··· Data records ···
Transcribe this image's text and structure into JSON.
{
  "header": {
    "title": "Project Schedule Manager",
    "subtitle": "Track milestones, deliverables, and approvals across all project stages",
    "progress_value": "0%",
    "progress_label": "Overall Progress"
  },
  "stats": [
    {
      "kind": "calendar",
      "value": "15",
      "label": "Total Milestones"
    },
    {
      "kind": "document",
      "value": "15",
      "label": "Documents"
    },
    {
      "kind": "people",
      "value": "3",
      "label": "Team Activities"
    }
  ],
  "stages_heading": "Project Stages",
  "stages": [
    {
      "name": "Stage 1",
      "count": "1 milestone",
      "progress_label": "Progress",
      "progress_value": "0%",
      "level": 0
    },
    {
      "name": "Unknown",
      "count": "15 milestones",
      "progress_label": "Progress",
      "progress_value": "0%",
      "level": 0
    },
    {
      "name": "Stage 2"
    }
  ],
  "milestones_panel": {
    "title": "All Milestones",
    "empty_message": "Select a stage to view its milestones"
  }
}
···
* **What is asked**
Please give back all of the records exactly as written.

* **Output for this task**
Transcribe this image's text and structure into JSON.
{
  "header": {
    "title": "Project Schedule Manager",
    "subtitle": "Track milestones, deliverables, and approvals across all project stages",
    "progress_value": "0%",
    "progress_label": "Overall Progress"
  },
  "stats": [
    {
      "kind": "calendar",
      "value": "15",
      "label": "Total Milestones"
    },
    {
      "kind": "document",
      "value": "15",
      "label": "Documents"
    },
    {
      "kind": "people",
      "value": "3",
      "label": "Team Activities"
    }
  ],
  "stages_heading": "Project Stages",
  "stages": [
    {
      "name": "Stage 1",
      "count": "1 milestone",
      "progress_label": "Progress",
      "progress_value": "0%",
      "level": 0
    },
    {
      "name": "Unknown",
      "count": "15 milestones",
      "progress_label": "Progress",
      "progress_value": "0%",
      "level": 0
    },
    {
      "name": "Stage 2"
    }
  ],
  "milestones_panel": {
    "title": "All Milestones",
    "empty_message": "Select a stage to view its milestones"
  }
}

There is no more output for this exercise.